### Written problem
Rewrite every line of the listing below as a numbered list, skipping blank lines and leaving out the pictures.

______________________________

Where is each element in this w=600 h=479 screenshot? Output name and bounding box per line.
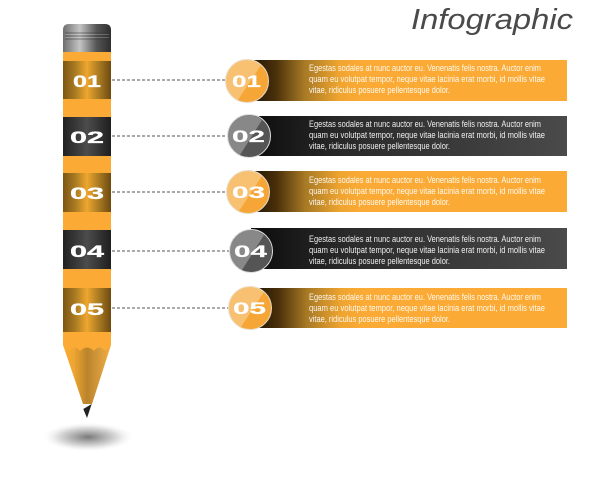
row 5: [228, 286, 567, 330]
badge 2: 02: [232, 127, 265, 146]
text 4: Egestas sodales at nunc auctor eu. Venenatis felis nostra. Auctor enim: [309, 234, 541, 244]
text 5: vitae, ridiculus posuere pellentesque dolor.: [309, 314, 450, 324]
pencil band 05: 05: [70, 300, 104, 319]
text 5: [309, 292, 545, 324]
text 1: Egestas sodales at nunc auctor eu. Venenatis felis nostra. Auctor enim: [309, 63, 541, 73]
row 4: [230, 228, 567, 272]
badge 3: 03: [232, 183, 265, 202]
text 3: vitae, ridiculus posuere pellentesque dolor.: [309, 197, 450, 207]
badge 4: [230, 230, 272, 272]
text 4: vitae, ridiculus posuere pellentesque dolor.: [309, 256, 450, 266]
pencil band 01: 01: [73, 72, 101, 91]
text 1: [309, 63, 545, 95]
badge 3: [226, 170, 270, 214]
pencil band 03: [63, 173, 111, 212]
pencil band 01: [63, 61, 111, 99]
text 5: quam eu volutpat tempor, neque vitae lacinia erat morbi, id mollis vitae: [309, 303, 545, 313]
text 1: quam eu volutpat tempor, neque vitae lacinia erat morbi, id mollis vitae: [309, 74, 545, 84]
text 2: [309, 119, 545, 151]
badge 5: [228, 286, 272, 330]
pencil band 04: [63, 230, 111, 269]
text 2: vitae, ridiculus posuere pellentesque dolor.: [309, 141, 450, 151]
text 2: Egestas sodales at nunc auctor eu. Venenatis felis nostra. Auctor enim: [309, 119, 541, 129]
text 1: vitae, ridiculus posuere pellentesque dolor.: [309, 85, 450, 95]
connector lines: [112, 80, 229, 308]
title: Infographic: [411, 4, 574, 36]
pencil band 02: 02: [70, 128, 104, 147]
badge 4: 04: [234, 242, 268, 261]
pencil band 02: [63, 117, 111, 156]
bar 5: [250, 288, 567, 328]
badge 1: 01: [232, 72, 261, 91]
pencil band 03: 03: [70, 184, 104, 203]
text 5: Egestas sodales at nunc auctor eu. Venenatis felis nostra. Auctor enim: [309, 292, 541, 302]
bar 4: [251, 228, 567, 269]
text 3: Egestas sodales at nunc auctor eu. Venenatis felis nostra. Auctor enim: [309, 175, 541, 185]
bar 2: [249, 116, 567, 156]
pencil band 04: 04: [70, 242, 105, 261]
pencil tip cone: [63, 345, 111, 404]
pencil band 05: [63, 288, 111, 332]
row 2: [228, 114, 567, 158]
pencil barrel: [63, 52, 111, 351]
bar 3: [248, 171, 567, 212]
pencil lead: [83, 404, 92, 418]
badge 1: [226, 60, 268, 102]
pencil eraser: [63, 24, 111, 52]
pencil: [63, 24, 111, 418]
bar 1: [247, 60, 567, 101]
pencil shadow: [41, 422, 135, 452]
text 4: quam eu volutpat tempor, neque vitae lacinia erat morbi, id mollis vitae: [309, 245, 545, 255]
text 2: quam eu volutpat tempor, neque vitae lacinia erat morbi, id mollis vitae: [309, 130, 545, 140]
text 4: [309, 234, 545, 266]
badge 5: 05: [233, 299, 266, 318]
row 3: [226, 170, 567, 214]
text 3: quam eu volutpat tempor, neque vitae lacinia erat morbi, id mollis vitae: [309, 186, 545, 196]
text 3: [309, 175, 545, 207]
badge 2: [228, 114, 270, 158]
row 1: [226, 60, 567, 102]
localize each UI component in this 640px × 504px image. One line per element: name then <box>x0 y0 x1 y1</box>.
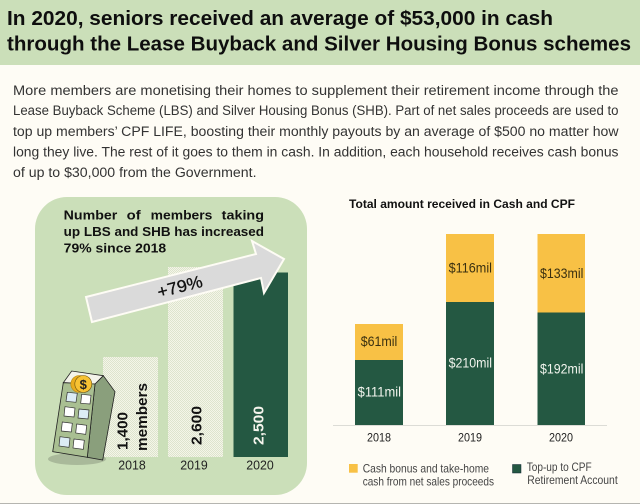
title banner: In 2020, seniors received an average of $53,000 in cash <box>7 7 553 30</box>
bar: 2020 members: 2020 <box>246 458 274 472</box>
bar: 2018 amounts: 2018 <box>367 431 391 445</box>
chart heading: Total amount received in Cash and CPF <box>349 197 575 211</box>
bar: 2018 members: 2018 <box>118 458 146 472</box>
bar: 2019 amounts: $116mil <box>449 260 492 275</box>
bar: 2020 members <box>234 272 288 472</box>
bar: 2020 amounts: 2020 <box>549 431 573 445</box>
intro paragraph: long they live. The rest of it goes to them in cash. In addition, each household receives cash bonus <box>13 144 619 160</box>
panel heading: of <box>127 207 141 222</box>
legend: cash <box>349 461 494 488</box>
intro paragraph: Lease Buyback Scheme (LBS) and Silver Housing Bonus (SHB). Part of net sales proceeds are used to <box>13 103 618 118</box>
bar: 2018 members: members <box>134 383 151 451</box>
bar: 2019 amounts <box>446 234 494 445</box>
panel: members taking up LBS and SHB <box>35 197 307 495</box>
bar: 2020 amounts: $192mil <box>540 361 583 376</box>
bar: 2019 amounts: 2019 <box>458 431 482 445</box>
bar: 2019 amounts: $210mil <box>449 356 492 371</box>
bar: 2018 amounts <box>355 324 403 445</box>
legend: CPF top-up: Top-up to CPF <box>527 460 592 474</box>
intro paragraph: More members are monetising their homes to supplement their retirement income through the <box>13 83 618 98</box>
legend: CPF top-up: Retirement Account <box>527 473 618 487</box>
arrow: +79% growth <box>86 241 284 322</box>
bar: 2018 amounts: $61mil <box>361 334 397 349</box>
bar: 2019 members: 2019 <box>180 458 208 472</box>
bar: 2020 amounts: $133mil <box>540 266 583 281</box>
title banner <box>0 0 640 65</box>
stacked bar chart <box>333 234 607 445</box>
bar: 2018 members <box>103 357 158 472</box>
bar: 2018 members: 1,400 <box>114 412 132 450</box>
arrow: +79% growth: +79% <box>155 272 205 302</box>
panel heading: up LBS and SHB has increased <box>64 224 264 239</box>
intro paragraph: of up to $30,000 from the Government. <box>13 165 256 180</box>
bar: 2018 amounts: $111mil <box>358 385 401 400</box>
panel heading: taking <box>222 207 264 222</box>
legend: CPF top-up <box>512 460 618 487</box>
panel heading: 79% since 2018 <box>64 241 166 256</box>
panel heading <box>64 207 264 256</box>
intro paragraph: top up members’ CPF LIFE, boosting their monthly payouts by an average of $500 no matter how <box>13 124 619 139</box>
panel heading: Number <box>64 207 117 222</box>
bar: 2020 members: 2,500 <box>250 406 267 445</box>
legend: cash: cash from net sales proceeds <box>363 474 494 488</box>
bar: 2019 members <box>168 267 223 472</box>
icon: apartment block with coin <box>48 371 115 465</box>
title banner: through the Lease Buyback and Silver Housing Bonus schemes <box>7 33 631 56</box>
panel heading: members <box>151 207 212 222</box>
legend: cash: Cash bonus and take-home <box>363 461 489 475</box>
bar: 2019 members: 2,600 <box>189 406 206 445</box>
icon: apartment block with coin: $ <box>80 377 88 392</box>
bar: 2020 amounts <box>538 234 585 445</box>
intro paragraph <box>13 83 619 180</box>
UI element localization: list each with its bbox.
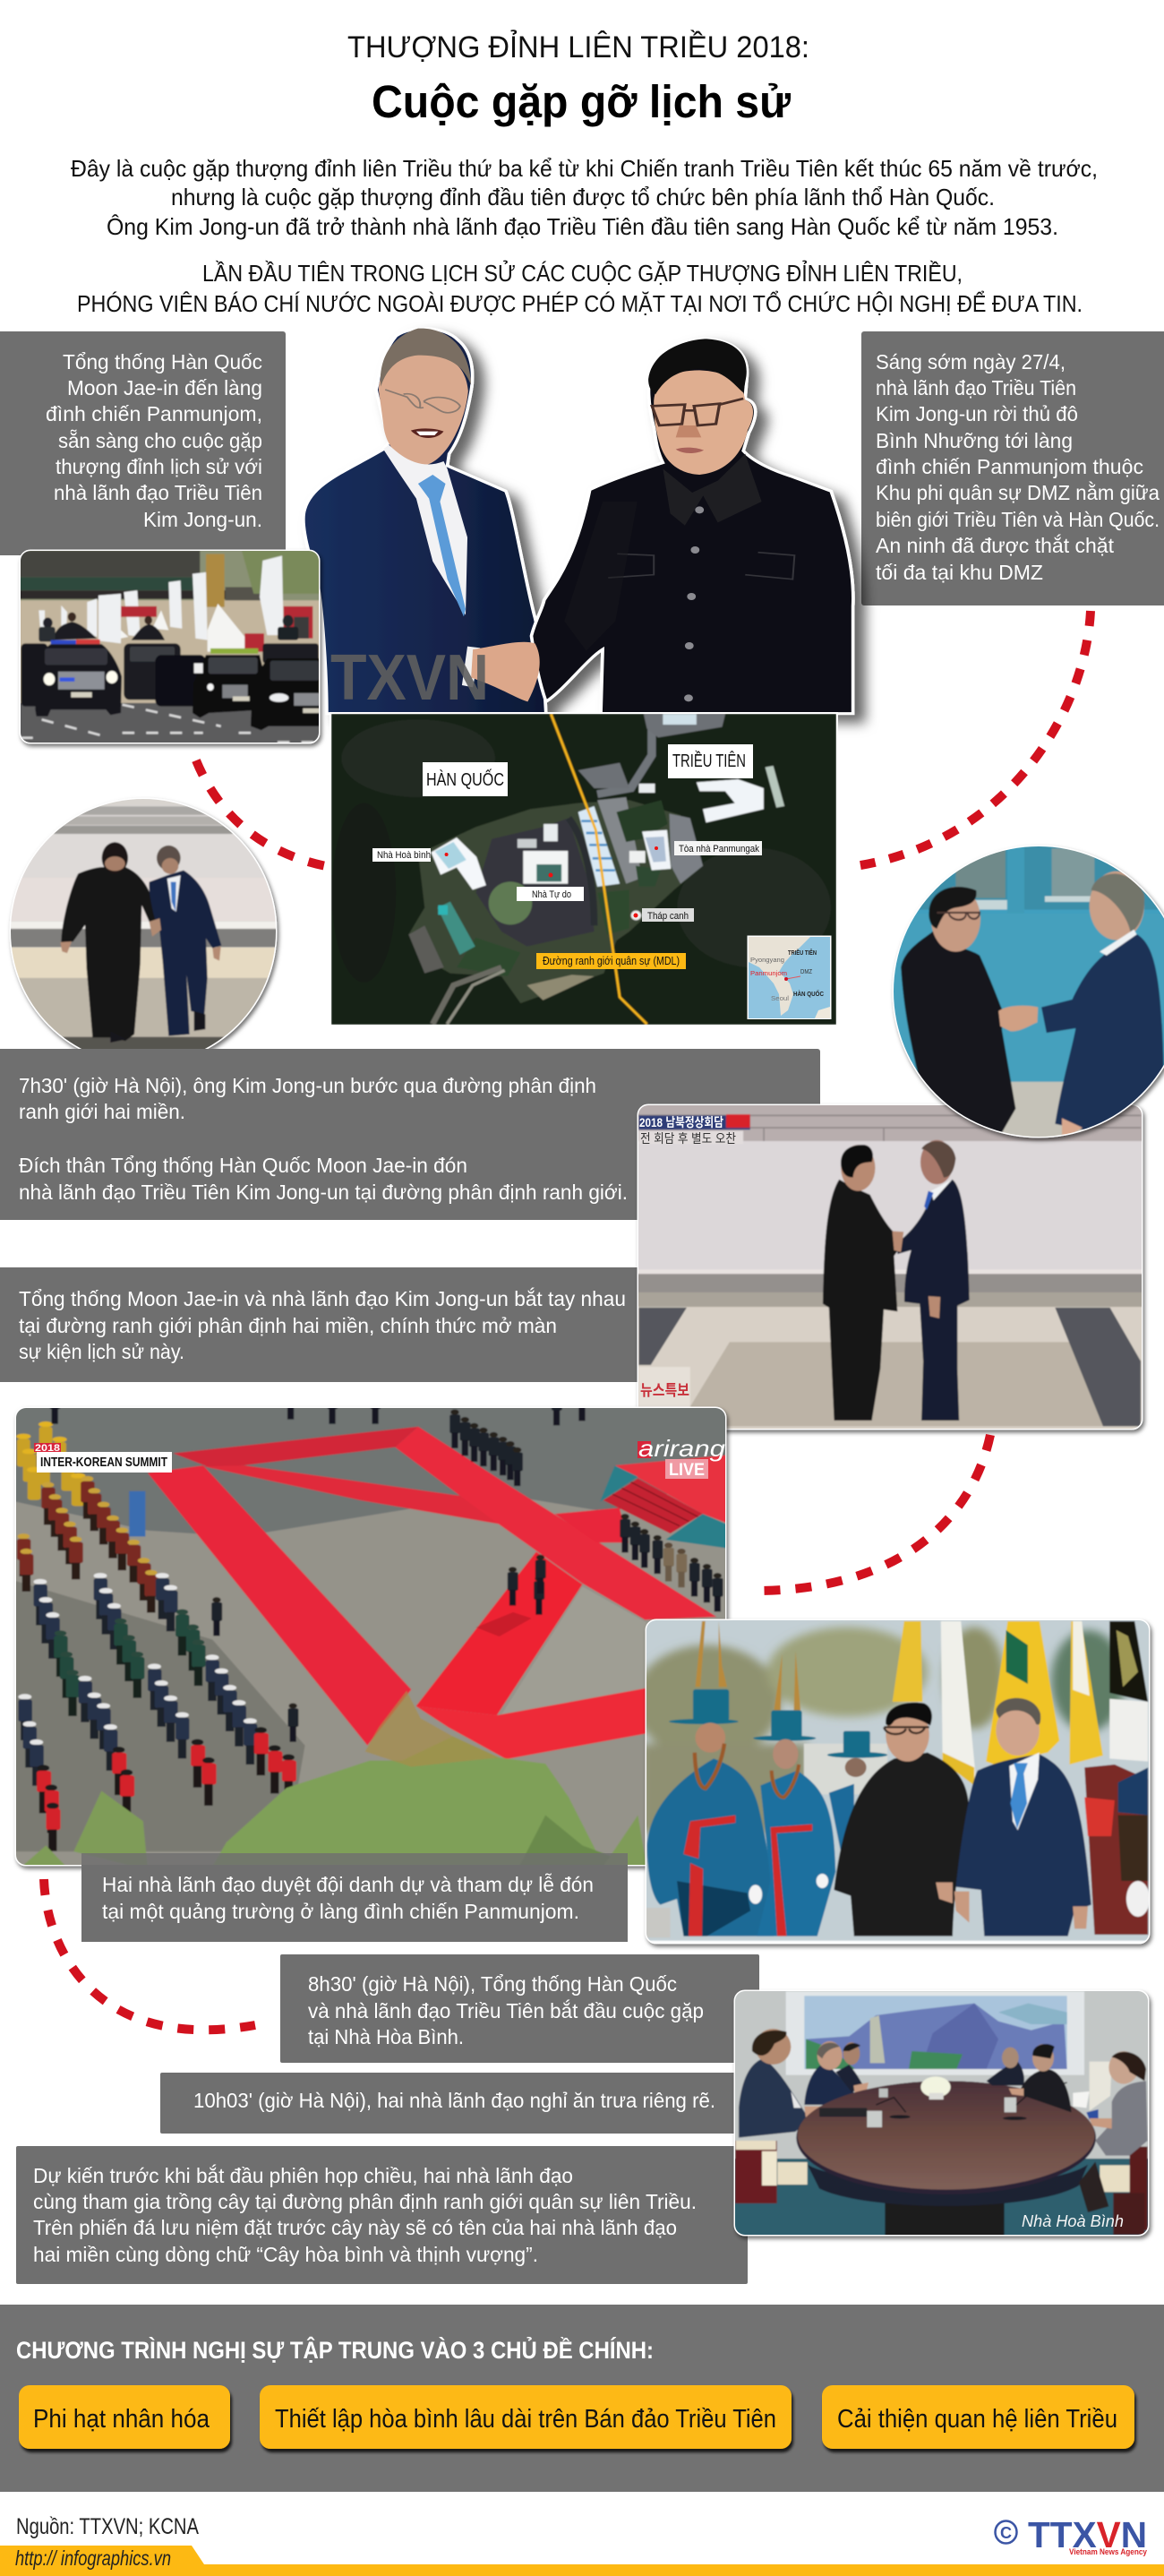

______________________________

### Full response
1. Where is each element in this w=600 h=479 screenshot? Output name and bounding box per line.
2. row 5: [228, 286, 567, 330]
3. badge 2: 02: [232, 127, 265, 146]
4. text 4: Egestas sodales at nunc auctor eu. Venenatis felis nostra. Auctor enim: [309, 234, 541, 244]
5. text 5: vitae, ridiculus posuere pellentesque dolor.: [309, 314, 450, 324]
6. pencil band 05: 05: [70, 300, 104, 319]
7. text 5: [309, 292, 545, 324]
8. text 1: Egestas sodales at nunc auctor eu. Venenatis felis nostra. Auctor enim: [309, 63, 541, 73]
9. row 4: [230, 228, 567, 272]
10. badge 3: 03: [232, 183, 265, 202]
11. text 3: vitae, ridiculus posuere pellentesque dolor.: [309, 197, 450, 207]
12. badge 4: [230, 230, 272, 272]
13. text 4: vitae, ridiculus posuere pellentesque dolor.: [309, 256, 450, 266]
14. pencil band 01: 01: [73, 72, 101, 91]
15. text 1: [309, 63, 545, 95]
16. badge 3: [226, 170, 270, 214]
17. pencil band 03: [63, 173, 111, 212]
18. pencil band 01: [63, 61, 111, 99]
19. text 5: quam eu volutpat tempor, neque vitae lacinia erat morbi, id mollis vitae: [309, 303, 545, 313]
20. text 1: quam eu volutpat tempor, neque vitae lacinia erat morbi, id mollis vitae: [309, 74, 545, 84]
21. text 2: [309, 119, 545, 151]
22. badge 5: [228, 286, 272, 330]
23. pencil band 04: [63, 230, 111, 269]
24. text 2: vitae, ridiculus posuere pellentesque dolor.: [309, 141, 450, 151]
25. text 2: Egestas sodales at nunc auctor eu. Venenatis felis nostra. Auctor enim: [309, 119, 541, 129]
26. text 1: vitae, ridiculus posuere pellentesque dolor.: [309, 85, 450, 95]
27. connector lines: [112, 80, 229, 308]
28. title: Infographic: [411, 4, 574, 36]
29. pencil band 02: 02: [70, 128, 104, 147]
30. badge 4: 04: [234, 242, 268, 261]
31. pencil band 02: [63, 117, 111, 156]
32. bar 5: [250, 288, 567, 328]
33. badge 1: 01: [232, 72, 261, 91]
34. pencil band 03: 03: [70, 184, 104, 203]
35. text 5: Egestas sodales at nunc auctor eu. Venenatis felis nostra. Auctor enim: [309, 292, 541, 302]
36. bar 4: [251, 228, 567, 269]
37. text 3: Egestas sodales at nunc auctor eu. Venenatis felis nostra. Auctor enim: [309, 175, 541, 185]
38. bar 2: [249, 116, 567, 156]
39. pencil band 04: 04: [70, 242, 105, 261]
40. pencil tip cone: [63, 345, 111, 404]
41. pencil band 05: [63, 288, 111, 332]
42. row 2: [228, 114, 567, 158]
43. pencil barrel: [63, 52, 111, 351]
44. bar 3: [248, 171, 567, 212]
45. pencil lead: [83, 404, 92, 418]
46. badge 1: [226, 60, 268, 102]
47. pencil eraser: [63, 24, 111, 52]
48. pencil: [63, 24, 111, 418]
49. bar 1: [247, 60, 567, 101]
50. pencil shadow: [41, 422, 135, 452]
51. text 4: quam eu volutpat tempor, neque vitae lacinia erat morbi, id mollis vitae: [309, 245, 545, 255]
52. text 2: quam eu volutpat tempor, neque vitae lacinia erat morbi, id mollis vitae: [309, 130, 545, 140]
53. text 4: [309, 234, 545, 266]
54. badge 5: 05: [233, 299, 266, 318]
55. row 3: [226, 170, 567, 214]
56. text 3: quam eu volutpat tempor, neque vitae lacinia erat morbi, id mollis vitae: [309, 186, 545, 196]
57. text 3: [309, 175, 545, 207]
58. badge 2: [228, 114, 270, 158]
59. row 1: [226, 60, 567, 102]
60. localize each UI component in this 640px × 504px image. One line per element: name then <box>x0 y0 x1 y1</box>.
61. title banner: In 2020, seniors received an average of $53,000 in cash <box>7 7 553 30</box>
62. bar: 2020 members: 2020 <box>246 458 274 472</box>
63. bar: 2018 amounts: 2018 <box>367 431 391 445</box>
64. chart heading: Total amount received in Cash and CPF <box>349 197 575 211</box>
65. bar: 2018 members: 2018 <box>118 458 146 472</box>
66. bar: 2019 amounts: $116mil <box>449 260 492 275</box>
67. bar: 2020 members <box>234 272 288 472</box>
68. bar: 2020 amounts: 2020 <box>549 431 573 445</box>
69. intro paragraph: long they live. The rest of it goes to them in cash. In addition, each household receives cash bonus <box>13 144 619 160</box>
70. panel heading: of <box>127 207 141 222</box>
71. legend: cash <box>349 461 494 488</box>
72. intro paragraph: Lease Buyback Scheme (LBS) and Silver Housing Bonus (SHB). Part of net sales proceeds are used to <box>13 103 618 118</box>
73. bar: 2018 members: members <box>134 383 151 451</box>
74. bar: 2019 amounts <box>446 234 494 445</box>
75. panel: members taking up LBS and SHB <box>35 197 307 495</box>
76. bar: 2020 amounts: $192mil <box>540 361 583 376</box>
77. bar: 2019 amounts: 2019 <box>458 431 482 445</box>
78. bar: 2019 amounts: $210mil <box>449 356 492 371</box>
79. bar: 2018 amounts <box>355 324 403 445</box>
80. legend: CPF top-up: Top-up to CPF <box>527 460 592 474</box>
81. intro paragraph: More members are monetising their homes to supplement their retirement income through the <box>13 83 618 98</box>
82. legend: CPF top-up: Retirement Account <box>527 473 618 487</box>
83. arrow: +79% growth <box>86 241 284 322</box>
84. bar: 2018 amounts: $61mil <box>361 334 397 349</box>
85. bar: 2019 members: 2019 <box>180 458 208 472</box>
86. bar: 2020 amounts: $133mil <box>540 266 583 281</box>
87. title banner <box>0 0 640 65</box>
88. stacked bar chart <box>333 234 607 445</box>
89. bar: 2018 members <box>103 357 158 472</box>
90. bar: 2018 members: 1,400 <box>114 412 132 450</box>
91. arrow: +79% growth: +79% <box>155 272 205 302</box>
92. panel heading: up LBS and SHB has increased <box>64 224 264 239</box>
93. intro paragraph: of up to $30,000 from the Government. <box>13 165 256 180</box>
94. bar: 2018 amounts: $111mil <box>358 385 401 400</box>
95. panel heading: taking <box>222 207 264 222</box>
96. legend: CPF top-up <box>512 460 618 487</box>
97. panel heading: 79% since 2018 <box>64 241 166 256</box>
98. panel heading <box>64 207 264 256</box>
99. intro paragraph: top up members’ CPF LIFE, boosting their monthly payouts by an average of $500 no matter how <box>13 124 619 139</box>
100. panel heading: Number <box>64 207 117 222</box>
101. bar: 2020 members: 2,500 <box>250 406 267 445</box>
102. legend: cash: cash from net sales proceeds <box>363 474 494 488</box>
103. bar: 2019 members <box>168 267 223 472</box>
104. icon: apartment block with coin <box>48 371 115 465</box>
105. title banner: through the Lease Buyback and Silver Housing Bonus schemes <box>7 33 631 56</box>
106. panel heading: members <box>151 207 212 222</box>
107. legend: cash: Cash bonus and take-home <box>363 461 489 475</box>
108. bar: 2019 members: 2,600 <box>189 406 206 445</box>
109. icon: apartment block with coin: $ <box>80 377 88 392</box>
110. bar: 2020 amounts <box>538 234 585 445</box>
111. intro paragraph <box>13 83 619 180</box>
112. UI element localization: list each with its bbox.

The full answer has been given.